Work required: Below are the records; copy each line in them that holds the word "using".

Dataset content:
.....

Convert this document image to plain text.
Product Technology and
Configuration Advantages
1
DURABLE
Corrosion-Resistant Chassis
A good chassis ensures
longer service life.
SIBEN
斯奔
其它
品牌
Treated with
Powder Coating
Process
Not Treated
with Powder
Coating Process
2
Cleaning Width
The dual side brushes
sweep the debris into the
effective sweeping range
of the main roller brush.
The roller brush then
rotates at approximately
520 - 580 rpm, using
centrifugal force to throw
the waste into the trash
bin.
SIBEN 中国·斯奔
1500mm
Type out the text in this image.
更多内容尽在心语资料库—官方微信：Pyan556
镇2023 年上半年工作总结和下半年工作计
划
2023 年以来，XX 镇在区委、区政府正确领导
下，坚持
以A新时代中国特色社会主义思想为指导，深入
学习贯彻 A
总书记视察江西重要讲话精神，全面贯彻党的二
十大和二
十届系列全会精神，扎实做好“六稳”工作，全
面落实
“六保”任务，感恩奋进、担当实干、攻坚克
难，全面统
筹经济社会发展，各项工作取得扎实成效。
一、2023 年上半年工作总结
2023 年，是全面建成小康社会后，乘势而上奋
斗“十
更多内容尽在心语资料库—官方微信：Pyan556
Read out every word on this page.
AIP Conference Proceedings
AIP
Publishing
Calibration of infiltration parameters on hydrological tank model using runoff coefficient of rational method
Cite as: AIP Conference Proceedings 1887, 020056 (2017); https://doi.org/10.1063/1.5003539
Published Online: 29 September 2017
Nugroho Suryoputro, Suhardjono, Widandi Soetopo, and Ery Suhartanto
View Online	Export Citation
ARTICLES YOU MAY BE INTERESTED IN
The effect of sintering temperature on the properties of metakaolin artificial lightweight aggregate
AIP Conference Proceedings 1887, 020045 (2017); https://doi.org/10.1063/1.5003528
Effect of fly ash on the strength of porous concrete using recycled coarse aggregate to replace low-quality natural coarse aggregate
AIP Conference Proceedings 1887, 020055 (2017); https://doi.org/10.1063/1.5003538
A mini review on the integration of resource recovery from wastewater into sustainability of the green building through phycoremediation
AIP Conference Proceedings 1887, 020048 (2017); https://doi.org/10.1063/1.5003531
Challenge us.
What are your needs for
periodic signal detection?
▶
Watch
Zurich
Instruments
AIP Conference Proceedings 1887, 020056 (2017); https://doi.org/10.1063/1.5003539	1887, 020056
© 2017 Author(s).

.....

Answer in full:
520 - 580 rpm, using
Calibration of infiltration parameters on hydrological tank model using runoff coefficient of rational method
Effect of fly ash on the strength of porous concrete using recycled coarse aggregate to replace low-quality natural coarse aggregate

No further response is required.